Exercise input >>
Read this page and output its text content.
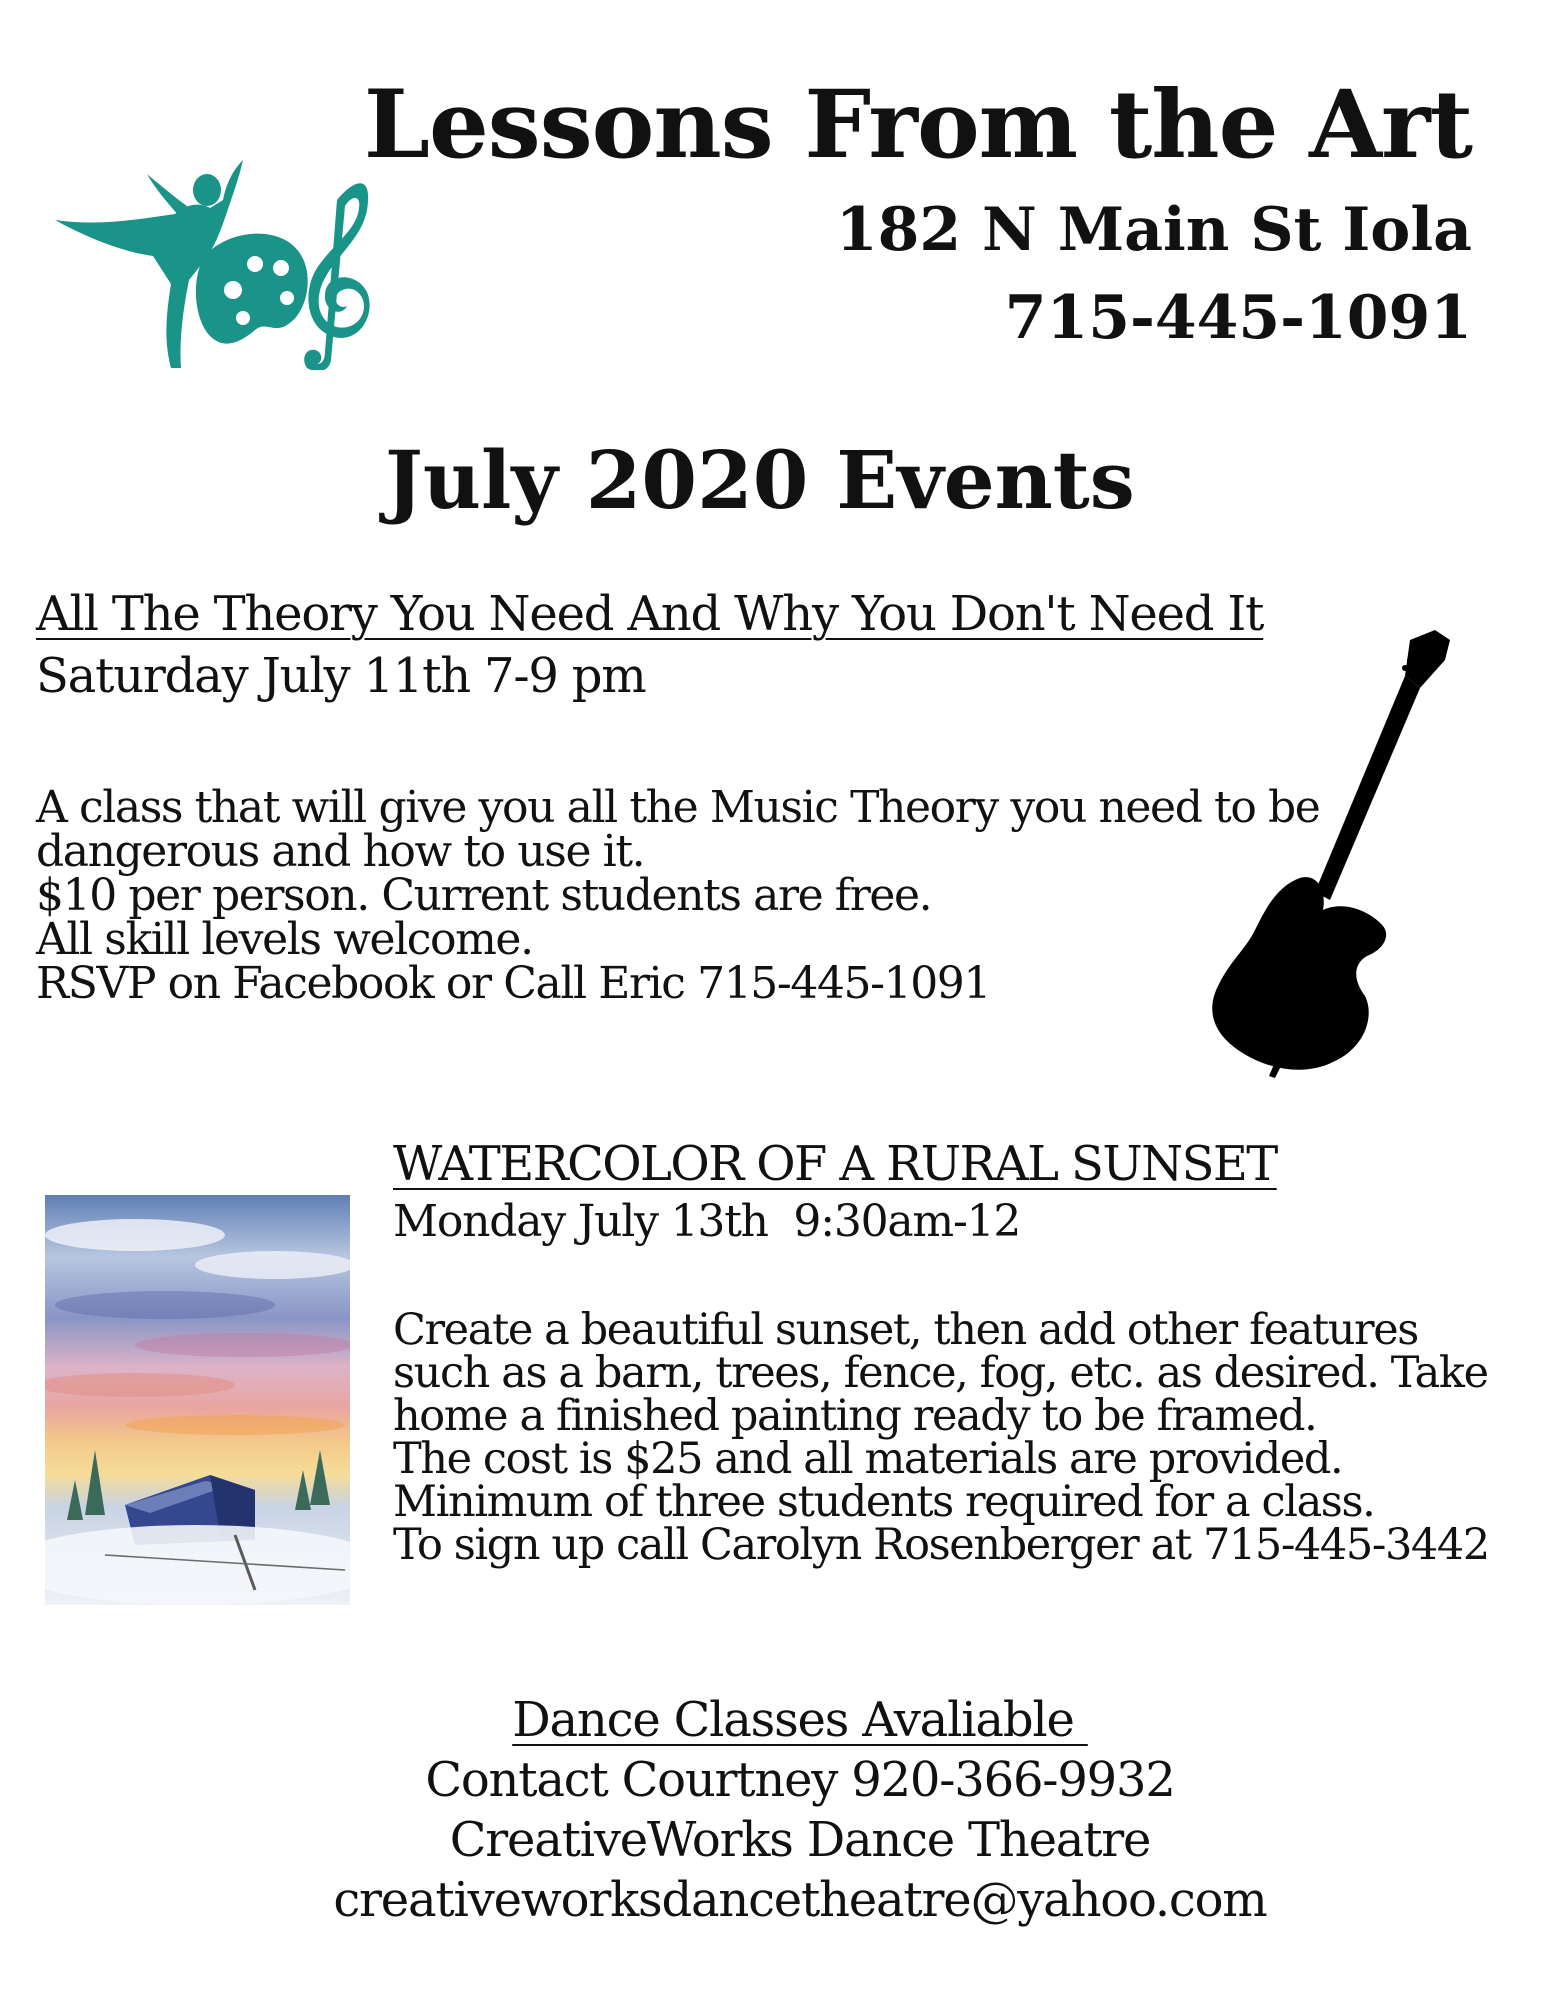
Lessons From the Art
182 N Main St Iola
715-445-1091
July 2020 Events
All The Theory You Need And Why You Don't Need It
Saturday July 11th 7-9 pm
A class that will give you all the Music Theory you need to be
dangerous and how to use it.
$10 per person. Current students are free.
All skill levels welcome.
RSVP on Facebook or Call Eric 715-445-1091
WATERCOLOR OF A RURAL SUNSET
Monday July 13th  9:30am-12
Create a beautiful sunset, then add other features
such as a barn, trees, fence, fog, etc. as desired. Take
home a finished painting ready to be framed.
The cost is $25 and all materials are provided.
Minimum of three students required for a class.
To sign up call Carolyn Rosenberger at 715-445-3442
Dance Classes Avaliable
Contact Courtney 920-366-9932
CreativeWorks Dance Theatre
creativeworksdancetheatre@yahoo.com
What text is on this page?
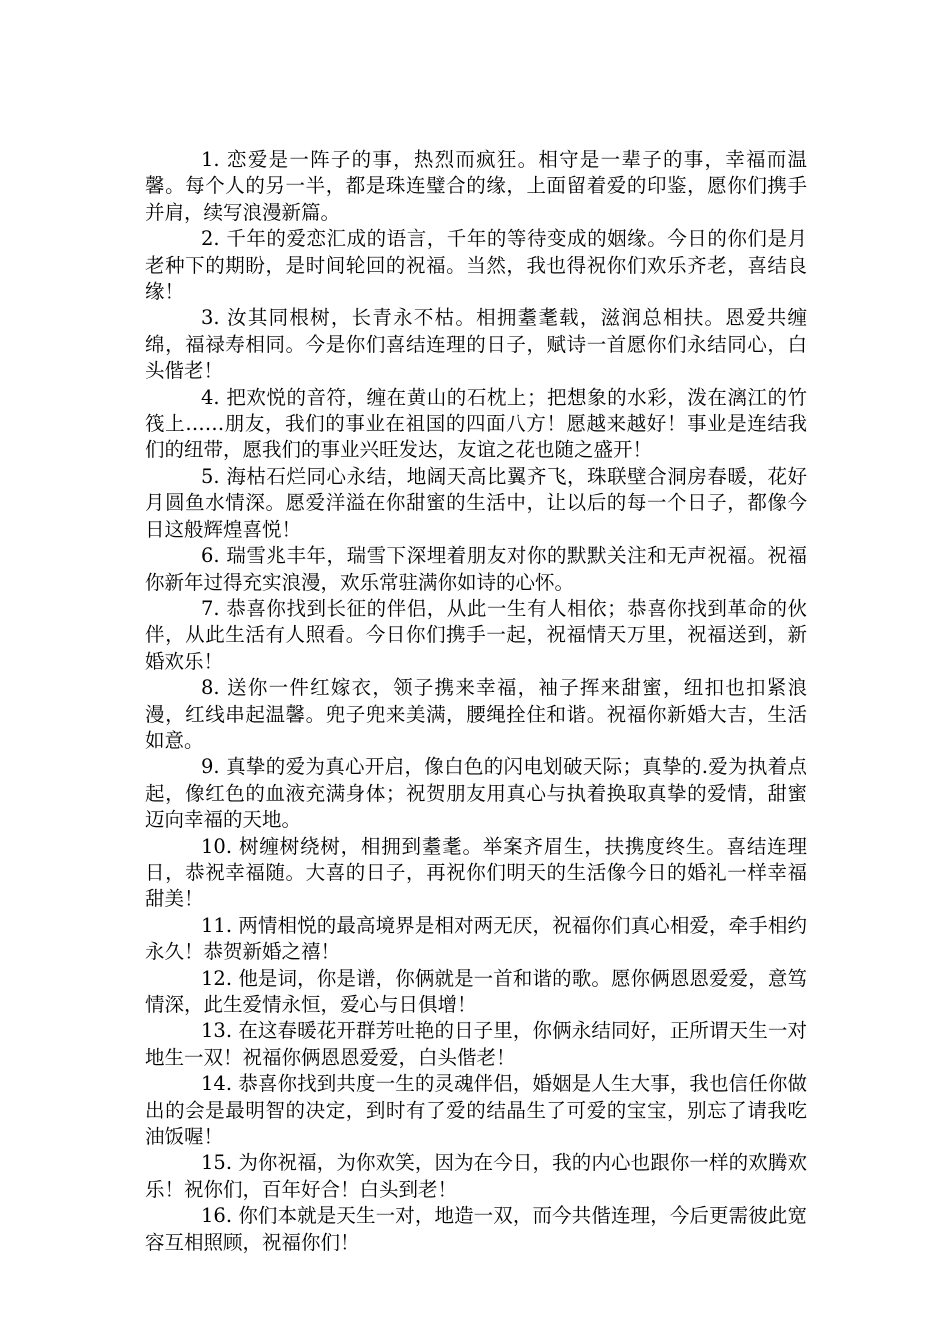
1. 恋爱是一阵子的事，热烈而疯狂。相守是一辈子的事，幸福而温馨。每个人的另一半，都是珠连璧合的缘，上面留着爱的印鉴，愿你们携手并肩，续写浪漫新篇。

2. 千年的爱恋汇成的语言，千年的等待变成的姻缘。今日的你们是月老种下的期盼，是时间轮回的祝福。当然，我也得祝你们欢乐齐老，喜结良缘！

3. 汝其同根树，长青永不枯。相拥耋耄载，滋润总相扶。恩爱共缠绵，福禄寿相同。今是你们喜结连理的日子，赋诗一首愿你们永结同心，白头偕老！

4. 把欢悦的音符，缠在黄山的石枕上；把想象的水彩，泼在漓江的竹筏上……朋友，我们的事业在祖国的四面八方！愿越来越好！事业是连结我们的纽带，愿我们的事业兴旺发达，友谊之花也随之盛开！

5. 海枯石烂同心永结，地阔天高比翼齐飞，珠联壁合洞房春暖，花好月圆鱼水情深。愿爱洋溢在你甜蜜的生活中，让以后的每一个日子，都像今日这般辉煌喜悦！

6. 瑞雪兆丰年，瑞雪下深埋着朋友对你的默默关注和无声祝福。祝福你新年过得充实浪漫，欢乐常驻满你如诗的心怀。

7. 恭喜你找到长征的伴侣，从此一生有人相依；恭喜你找到革命的伙伴，从此生活有人照看。今日你们携手一起，祝福情天万里，祝福送到，新婚欢乐！

8. 送你一件红嫁衣，领子携来幸福，袖子挥来甜蜜，纽扣也扣紧浪漫，红线串起温馨。兜子兜来美满，腰绳拴住和谐。祝福你新婚大吉，生活如意。

9. 真挚的爱为真心开启，像白色的闪电划破天际；真挚的.爱为执着点起，像红色的血液充满身体；祝贺朋友用真心与执着换取真挚的爱情，甜蜜迈向幸福的天地。

10. 树缠树绕树，相拥到耋耄。举案齐眉生，扶携度终生。喜结连理日，恭祝幸福随。大喜的日子，再祝你们明天的生活像今日的婚礼一样幸福甜美！

11. 两情相悦的最高境界是相对两无厌，祝福你们真心相爱，牵手相约永久！恭贺新婚之禧！

12. 他是词，你是谱，你俩就是一首和谐的歌。愿你俩恩恩爱爱，意笃情深，此生爱情永恒，爱心与日俱增！

13. 在这春暖花开群芳吐艳的日子里，你俩永结同好，正所谓天生一对地生一双！祝福你俩恩恩爱爱，白头偕老！

14. 恭喜你找到共度一生的灵魂伴侣，婚姻是人生大事，我也信任你做出的会是最明智的决定，到时有了爱的结晶生了可爱的宝宝，别忘了请我吃油饭喔！

15. 为你祝福，为你欢笑，因为在今日，我的内心也跟你一样的欢腾欢乐！祝你们，百年好合！白头到老！

16. 你们本就是天生一对，地造一双，而今共偕连理，今后更需彼此宽容互相照顾，祝福你们！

Stated goal >> In your copy of the records, include no pictures; repeat everything else exactly.

Exercise answer >>
Read this page and output its text content.
Lessons From the Art
182 N Main St Iola
715-445-1091
July 2020 Events
All The Theory You Need And Why You Don't Need It
Saturday July 11th 7-9 pm
A class that will give you all the Music Theory you need to be
dangerous and how to use it.
$10 per person. Current students are free.
All skill levels welcome.
RSVP on Facebook or Call Eric 715-445-1091
WATERCOLOR OF A RURAL SUNSET
Monday July 13th  9:30am-12
Create a beautiful sunset, then add other features
such as a barn, trees, fence, fog, etc. as desired. Take
home a finished painting ready to be framed.
The cost is $25 and all materials are provided.
Minimum of three students required for a class.
To sign up call Carolyn Rosenberger at 715-445-3442
Dance Classes Avaliable
Contact Courtney 920-366-9932
CreativeWorks Dance Theatre
creativeworksdancetheatre@yahoo.com
What text is on this page?
1. 恋爱是一阵子的事，热烈而疯狂。相守是一辈子的事，幸福而温馨。每个人的另一半，都是珠连璧合的缘，上面留着爱的印鉴，愿你们携手并肩，续写浪漫新篇。

2. 千年的爱恋汇成的语言，千年的等待变成的姻缘。今日的你们是月老种下的期盼，是时间轮回的祝福。当然，我也得祝你们欢乐齐老，喜结良缘！

3. 汝其同根树，长青永不枯。相拥耋耄载，滋润总相扶。恩爱共缠绵，福禄寿相同。今是你们喜结连理的日子，赋诗一首愿你们永结同心，白头偕老！

4. 把欢悦的音符，缠在黄山的石枕上；把想象的水彩，泼在漓江的竹筏上……朋友，我们的事业在祖国的四面八方！愿越来越好！事业是连结我们的纽带，愿我们的事业兴旺发达，友谊之花也随之盛开！

5. 海枯石烂同心永结，地阔天高比翼齐飞，珠联壁合洞房春暖，花好月圆鱼水情深。愿爱洋溢在你甜蜜的生活中，让以后的每一个日子，都像今日这般辉煌喜悦！

6. 瑞雪兆丰年，瑞雪下深埋着朋友对你的默默关注和无声祝福。祝福你新年过得充实浪漫，欢乐常驻满你如诗的心怀。

7. 恭喜你找到长征的伴侣，从此一生有人相依；恭喜你找到革命的伙伴，从此生活有人照看。今日你们携手一起，祝福情天万里，祝福送到，新婚欢乐！

8. 送你一件红嫁衣，领子携来幸福，袖子挥来甜蜜，纽扣也扣紧浪漫，红线串起温馨。兜子兜来美满，腰绳拴住和谐。祝福你新婚大吉，生活如意。

9. 真挚的爱为真心开启，像白色的闪电划破天际；真挚的.爱为执着点起，像红色的血液充满身体；祝贺朋友用真心与执着换取真挚的爱情，甜蜜迈向幸福的天地。

10. 树缠树绕树，相拥到耋耄。举案齐眉生，扶携度终生。喜结连理日，恭祝幸福随。大喜的日子，再祝你们明天的生活像今日的婚礼一样幸福甜美！

11. 两情相悦的最高境界是相对两无厌，祝福你们真心相爱，牵手相约永久！恭贺新婚之禧！

12. 他是词，你是谱，你俩就是一首和谐的歌。愿你俩恩恩爱爱，意笃情深，此生爱情永恒，爱心与日俱增！

13. 在这春暖花开群芳吐艳的日子里，你俩永结同好，正所谓天生一对地生一双！祝福你俩恩恩爱爱，白头偕老！

14. 恭喜你找到共度一生的灵魂伴侣，婚姻是人生大事，我也信任你做出的会是最明智的决定，到时有了爱的结晶生了可爱的宝宝，别忘了请我吃油饭喔！

15. 为你祝福，为你欢笑，因为在今日，我的内心也跟你一样的欢腾欢乐！祝你们，百年好合！白头到老！

16. 你们本就是天生一对，地造一双，而今共偕连理，今后更需彼此宽容互相照顾，祝福你们！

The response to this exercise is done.